**LISTED RECORDS**:

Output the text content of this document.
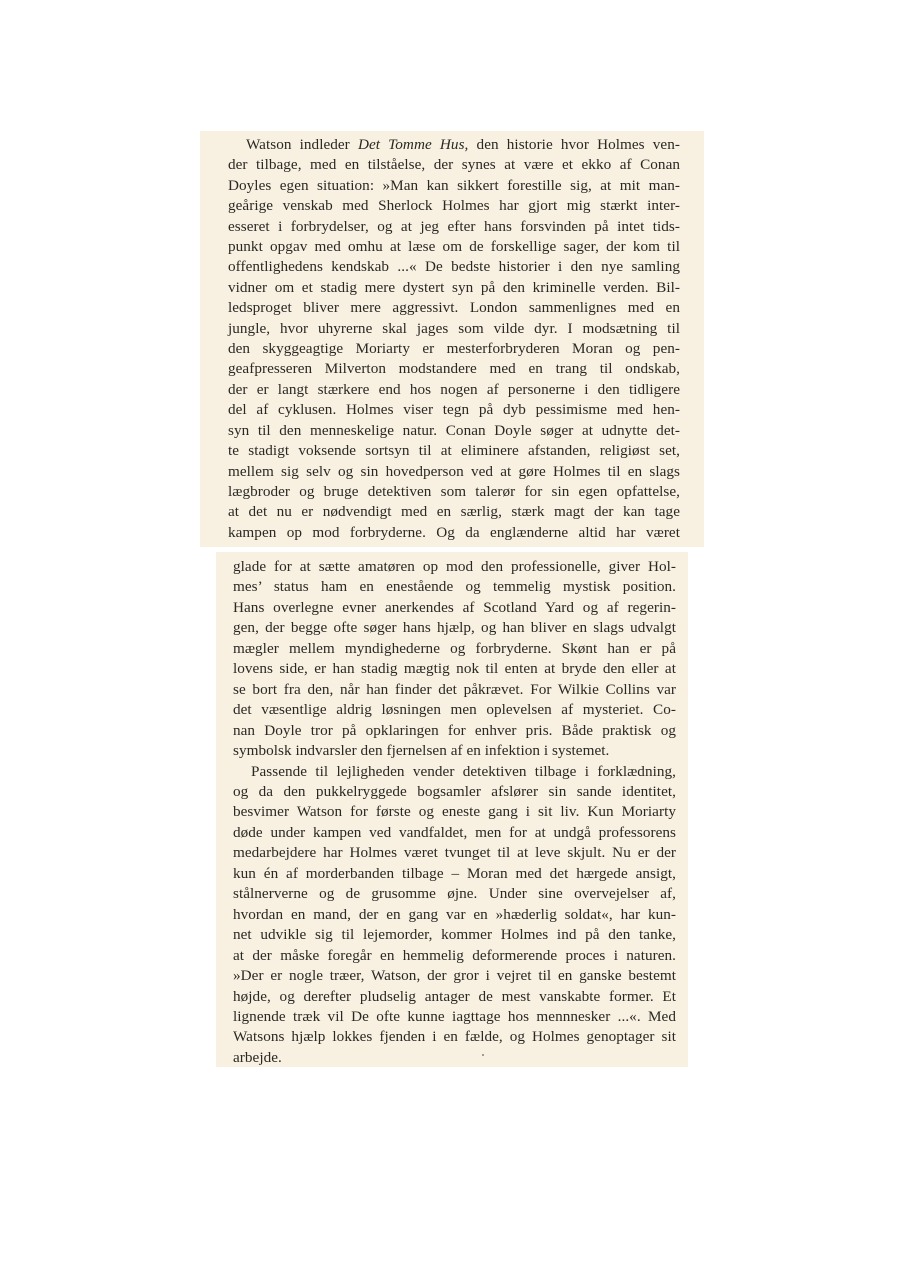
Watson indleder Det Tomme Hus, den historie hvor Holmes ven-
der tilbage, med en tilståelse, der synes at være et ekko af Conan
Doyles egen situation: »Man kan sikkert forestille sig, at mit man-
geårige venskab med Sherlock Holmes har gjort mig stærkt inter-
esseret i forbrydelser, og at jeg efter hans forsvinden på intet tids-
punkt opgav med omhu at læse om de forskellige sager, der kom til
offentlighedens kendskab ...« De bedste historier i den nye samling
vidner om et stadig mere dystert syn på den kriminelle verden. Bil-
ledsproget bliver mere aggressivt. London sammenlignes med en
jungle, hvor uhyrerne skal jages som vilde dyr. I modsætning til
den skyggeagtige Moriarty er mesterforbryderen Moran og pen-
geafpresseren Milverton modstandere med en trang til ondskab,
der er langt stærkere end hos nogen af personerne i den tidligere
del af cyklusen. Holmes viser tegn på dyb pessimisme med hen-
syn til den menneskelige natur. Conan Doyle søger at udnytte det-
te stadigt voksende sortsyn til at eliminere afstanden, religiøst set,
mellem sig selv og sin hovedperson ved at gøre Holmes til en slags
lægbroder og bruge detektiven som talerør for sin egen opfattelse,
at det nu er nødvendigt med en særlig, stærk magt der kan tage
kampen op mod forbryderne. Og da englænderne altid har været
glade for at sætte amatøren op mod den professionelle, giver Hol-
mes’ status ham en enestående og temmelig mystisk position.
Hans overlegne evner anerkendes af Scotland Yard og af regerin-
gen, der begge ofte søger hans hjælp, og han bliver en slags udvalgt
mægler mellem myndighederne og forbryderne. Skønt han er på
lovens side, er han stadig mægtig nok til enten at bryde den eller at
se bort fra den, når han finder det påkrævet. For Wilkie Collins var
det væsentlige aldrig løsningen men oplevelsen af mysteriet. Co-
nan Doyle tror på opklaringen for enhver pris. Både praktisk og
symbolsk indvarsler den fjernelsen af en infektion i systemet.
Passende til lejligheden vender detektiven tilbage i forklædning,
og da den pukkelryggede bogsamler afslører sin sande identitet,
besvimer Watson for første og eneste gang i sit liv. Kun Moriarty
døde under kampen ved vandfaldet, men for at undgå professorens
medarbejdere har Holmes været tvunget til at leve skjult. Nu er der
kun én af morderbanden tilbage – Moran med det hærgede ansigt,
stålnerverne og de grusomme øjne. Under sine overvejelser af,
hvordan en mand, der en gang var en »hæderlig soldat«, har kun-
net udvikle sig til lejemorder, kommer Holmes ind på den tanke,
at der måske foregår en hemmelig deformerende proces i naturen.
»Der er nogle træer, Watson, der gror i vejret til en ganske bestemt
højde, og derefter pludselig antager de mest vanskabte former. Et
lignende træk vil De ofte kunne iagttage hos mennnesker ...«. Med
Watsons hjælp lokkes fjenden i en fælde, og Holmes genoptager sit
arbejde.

...

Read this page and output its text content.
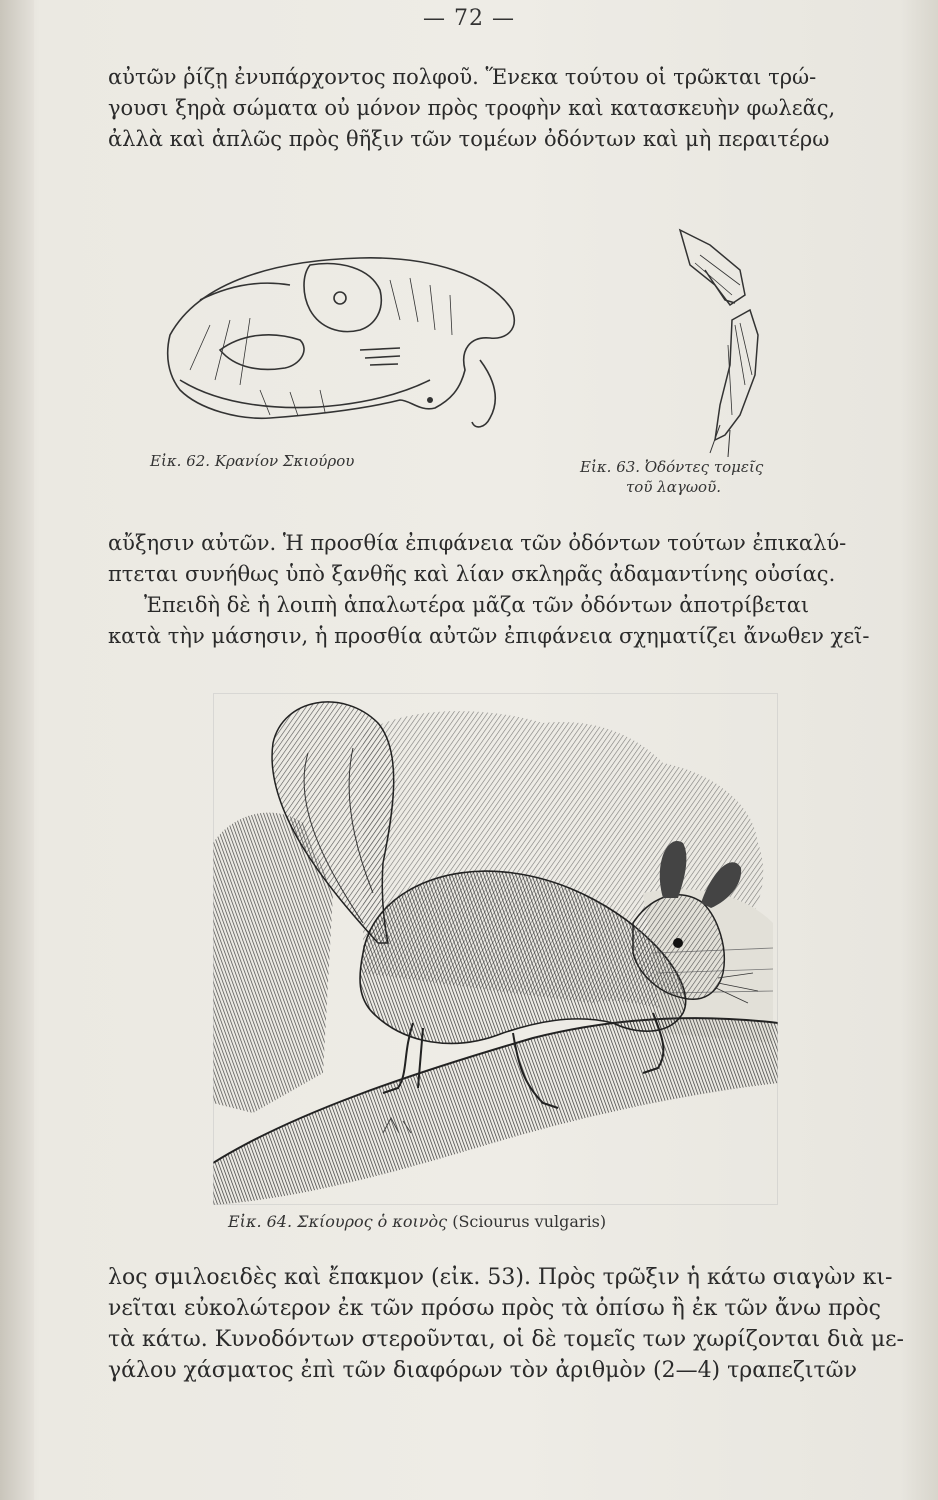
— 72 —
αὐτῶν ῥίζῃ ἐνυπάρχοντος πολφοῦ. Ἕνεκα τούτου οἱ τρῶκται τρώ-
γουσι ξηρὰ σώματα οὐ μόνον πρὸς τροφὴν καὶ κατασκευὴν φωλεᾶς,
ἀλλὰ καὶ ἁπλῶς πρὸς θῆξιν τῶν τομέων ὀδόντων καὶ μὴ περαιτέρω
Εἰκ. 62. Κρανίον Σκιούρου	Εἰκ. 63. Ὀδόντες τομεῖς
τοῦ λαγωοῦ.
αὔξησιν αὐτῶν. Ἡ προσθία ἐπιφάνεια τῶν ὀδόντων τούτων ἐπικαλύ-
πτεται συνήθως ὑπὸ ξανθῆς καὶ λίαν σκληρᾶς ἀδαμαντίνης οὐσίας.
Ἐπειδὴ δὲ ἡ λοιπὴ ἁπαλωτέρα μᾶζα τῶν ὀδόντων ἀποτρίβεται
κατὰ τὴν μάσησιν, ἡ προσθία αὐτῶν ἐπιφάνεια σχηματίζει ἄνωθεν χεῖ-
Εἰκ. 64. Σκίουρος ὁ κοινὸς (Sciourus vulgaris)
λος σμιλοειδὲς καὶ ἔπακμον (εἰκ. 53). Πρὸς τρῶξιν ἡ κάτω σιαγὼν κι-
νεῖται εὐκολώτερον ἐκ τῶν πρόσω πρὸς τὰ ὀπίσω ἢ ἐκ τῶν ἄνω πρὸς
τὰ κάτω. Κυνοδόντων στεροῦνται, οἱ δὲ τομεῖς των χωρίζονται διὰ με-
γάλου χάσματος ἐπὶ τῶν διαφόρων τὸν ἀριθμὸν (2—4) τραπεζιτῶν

**DIRECTIONS FOR THIS TASK**:
State how many lines in the entries above include the word "kampen"; reply with the number alone.

**EXPECTED OUTPUT**:
2